--- SHORT EXERCISE ---
Your reply should be a single number: how many lines contain the string "cats".

━━━━━━━━━━

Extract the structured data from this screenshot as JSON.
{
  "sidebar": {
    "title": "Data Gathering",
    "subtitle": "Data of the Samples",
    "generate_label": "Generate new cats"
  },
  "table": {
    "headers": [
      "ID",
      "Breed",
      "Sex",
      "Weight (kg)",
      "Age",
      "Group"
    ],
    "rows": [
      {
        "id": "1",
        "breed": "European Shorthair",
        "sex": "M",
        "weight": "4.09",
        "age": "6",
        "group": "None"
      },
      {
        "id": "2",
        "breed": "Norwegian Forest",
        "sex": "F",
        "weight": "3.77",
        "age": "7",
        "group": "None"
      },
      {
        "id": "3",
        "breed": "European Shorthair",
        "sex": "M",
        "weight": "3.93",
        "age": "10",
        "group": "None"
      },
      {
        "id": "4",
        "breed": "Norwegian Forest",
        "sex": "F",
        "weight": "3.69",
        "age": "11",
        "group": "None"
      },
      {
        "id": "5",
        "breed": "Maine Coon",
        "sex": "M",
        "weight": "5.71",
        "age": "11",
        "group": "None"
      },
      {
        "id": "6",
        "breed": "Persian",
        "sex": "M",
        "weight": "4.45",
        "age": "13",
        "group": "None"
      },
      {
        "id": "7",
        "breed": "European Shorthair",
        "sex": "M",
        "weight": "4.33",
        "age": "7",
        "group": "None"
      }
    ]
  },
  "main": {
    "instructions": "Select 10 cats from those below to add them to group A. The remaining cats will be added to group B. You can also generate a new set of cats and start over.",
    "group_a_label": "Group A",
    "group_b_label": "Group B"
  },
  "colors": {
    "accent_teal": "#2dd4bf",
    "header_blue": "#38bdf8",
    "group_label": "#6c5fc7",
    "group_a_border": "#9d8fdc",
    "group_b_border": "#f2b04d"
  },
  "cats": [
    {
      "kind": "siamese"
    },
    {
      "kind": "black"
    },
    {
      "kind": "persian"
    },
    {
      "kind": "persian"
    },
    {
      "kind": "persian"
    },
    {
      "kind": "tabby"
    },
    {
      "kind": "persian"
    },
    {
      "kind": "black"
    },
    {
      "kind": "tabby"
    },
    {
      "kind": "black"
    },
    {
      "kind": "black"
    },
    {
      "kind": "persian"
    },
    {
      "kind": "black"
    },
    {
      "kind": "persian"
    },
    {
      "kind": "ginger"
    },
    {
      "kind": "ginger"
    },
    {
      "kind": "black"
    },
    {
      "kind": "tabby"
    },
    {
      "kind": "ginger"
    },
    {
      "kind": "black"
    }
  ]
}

━━━━━━━━━━

--- RESULT OF THE TASK ---
3